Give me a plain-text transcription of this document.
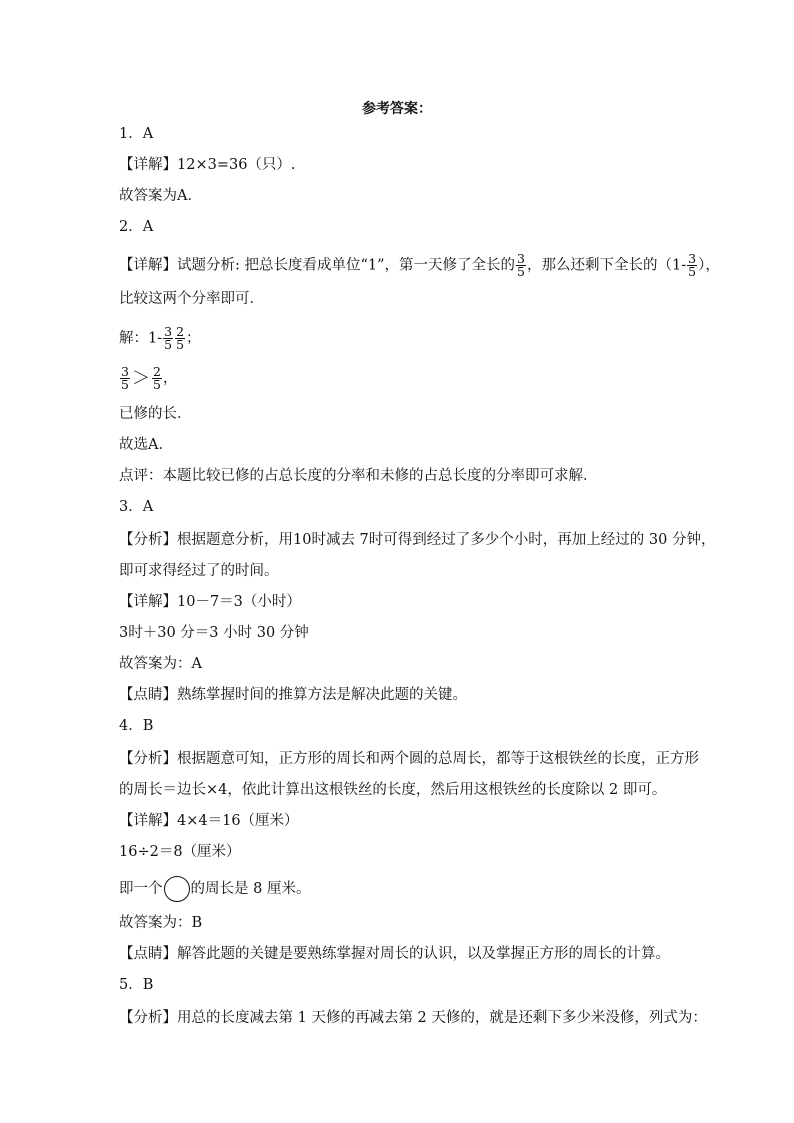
参考答案：
1．A
【详解】12×3=36（只）.
故答案为A．
2．A
【详解】试题分析: 把总长度看成单位“1”，第一天修了全长的 $\frac{3}{5}$ ，那么还剩下全长的（$1- \frac{3}{5}$ ），
比较这两个分率即可．
解：$1- \frac{3}{5} \frac{2}{5}$ ；
$\frac{3}{5} > \frac{2}{5}$ ，
已修的长．
故选A．
点评：本题比较已修的占总长度的分率和未修的占总长度的分率即可求解．
3．A
【分析】根据题意分析，用10时减去 7时可得到经过了多少个小时，再加上经过的 30 分钟，
即可求得经过了的时间。
【详解】10－7＝3（小时）
3时＋30 分＝3 小时 30 分钟
故答案为：A
【点睛】熟练掌握时间的推算方法是解决此题的关键。
4．B
【分析】根据题意可知，正方形的周长和两个圆的总周长，都等于这根铁丝的长度，正方形
的周长＝边长×4，依此计算出这根铁丝的长度，然后用这根铁丝的长度除以 2 即可。
【详解】4×4＝16（厘米）
16÷2＝8（厘米）
即一个 的周长是 8 厘米。
故答案为：B
【点睛】解答此题的关键是要熟练掌握对周长的认识，以及掌握正方形的周长的计算。
5．B
【分析】用总的长度减去第 1 天修的再减去第 2 天修的，就是还剩下多少米没修，列式为：
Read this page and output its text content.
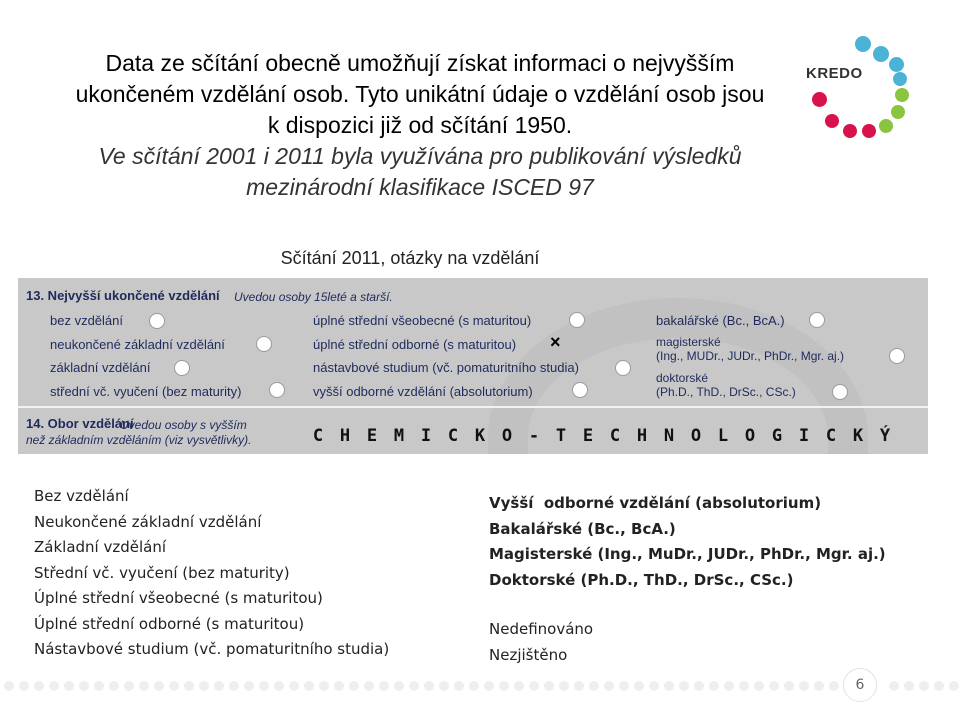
Data ze sčítání obecně umožňují získat informaci o nejvyšším
ukončeném vzdělání osob. Tyto unikátní údaje o vzdělání osob jsou
k dispozici již od sčítání 1950.
Ve sčítání 2001 i 2011 byla využívána pro publikování výsledků
mezinárodní klasifikace ISCED 97
KREDO
Sčítání 2011, otázky na vzdělání
13. Nejvyšší ukončené vzdělání Uvedou osoby 15leté a starší.
bez vzdělání
neukončené základní vzdělání
základní vzdělání
střední vč. vyučení (bez maturity)
úplné střední všeobecné (s maturitou)
úplné střední odborné (s maturitou) ×
nástavbové studium (vč. pomaturitního studia)
vyšší odborné vzdělání (absolutorium)
bakalářské (Bc., BcA.)
magisterské
(Ing., MUDr., JUDr., PhDr., Mgr. aj.)
doktorské
(Ph.D., ThD., DrSc., CSc.)
14. Obor vzdělání
Uvedou osoby s vyšším
než základním vzděláním (viz vysvětlivky).	C H E M I C K O - T E C H N O L O G I C K Ý
Bez vzdělání
Neukončené základní vzdělání
Základní vzdělání
Střední vč. vyučení (bez maturity)
Úplné střední všeobecné (s maturitou)
Úplné střední odborné (s maturitou)
Nástavbové studium (vč. pomaturitního studia)
Vyšší  odborné vzdělání (absolutorium)
Bakalářské (Bc., BcA.)
Magisterské (Ing., MuDr., JUDr., PhDr., Mgr. aj.)
Doktorské (Ph.D., ThD., DrSc., CSc.)
Nedefinováno
Nezjištěno
6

:::::

**The exercise:** The records above must be transcribed exactly. Pictures are left out of the copy.

**Exercise answer:**
Give me a plain-text transcription of this document.
参考答案：
1．A
【详解】12×3=36（只）.
故答案为A．
2．A
【详解】试题分析: 把总长度看成单位“1”，第一天修了全长的 $\frac{3}{5}$ ，那么还剩下全长的（$1- \frac{3}{5}$ ），
比较这两个分率即可．
解：$1- \frac{3}{5} \frac{2}{5}$ ；
$\frac{3}{5} > \frac{2}{5}$ ，
已修的长．
故选A．
点评：本题比较已修的占总长度的分率和未修的占总长度的分率即可求解．
3．A
【分析】根据题意分析，用10时减去 7时可得到经过了多少个小时，再加上经过的 30 分钟，
即可求得经过了的时间。
【详解】10－7＝3（小时）
3时＋30 分＝3 小时 30 分钟
故答案为：A
【点睛】熟练掌握时间的推算方法是解决此题的关键。
4．B
【分析】根据题意可知，正方形的周长和两个圆的总周长，都等于这根铁丝的长度，正方形
的周长＝边长×4，依此计算出这根铁丝的长度，然后用这根铁丝的长度除以 2 即可。
【详解】4×4＝16（厘米）
16÷2＝8（厘米）
即一个 的周长是 8 厘米。
故答案为：B
【点睛】解答此题的关键是要熟练掌握对周长的认识，以及掌握正方形的周长的计算。
5．B
【分析】用总的长度减去第 1 天修的再减去第 2 天修的，就是还剩下多少米没修，列式为：
Read this page and output its text content.
Data ze sčítání obecně umožňují získat informaci o nejvyšším
ukončeném vzdělání osob. Tyto unikátní údaje o vzdělání osob jsou
k dispozici již od sčítání 1950.
Ve sčítání 2001 i 2011 byla využívána pro publikování výsledků
mezinárodní klasifikace ISCED 97
KREDO
Sčítání 2011, otázky na vzdělání
13. Nejvyšší ukončené vzdělání Uvedou osoby 15leté a starší.
bez vzdělání
neukončené základní vzdělání
základní vzdělání
střední vč. vyučení (bez maturity)
úplné střední všeobecné (s maturitou)
úplné střední odborné (s maturitou) ×
nástavbové studium (vč. pomaturitního studia)
vyšší odborné vzdělání (absolutorium)
bakalářské (Bc., BcA.)
magisterské
(Ing., MUDr., JUDr., PhDr., Mgr. aj.)
doktorské
(Ph.D., ThD., DrSc., CSc.)
14. Obor vzdělání
Uvedou osoby s vyšším
než základním vzděláním (viz vysvětlivky).	C H E M I C K O - T E C H N O L O G I C K Ý
Bez vzdělání
Neukončené základní vzdělání
Základní vzdělání
Střední vč. vyučení (bez maturity)
Úplné střední všeobecné (s maturitou)
Úplné střední odborné (s maturitou)
Nástavbové studium (vč. pomaturitního studia)
Vyšší  odborné vzdělání (absolutorium)
Bakalářské (Bc., BcA.)
Magisterské (Ing., MuDr., JUDr., PhDr., Mgr. aj.)
Doktorské (Ph.D., ThD., DrSc., CSc.)
Nedefinováno
Nezjištěno
6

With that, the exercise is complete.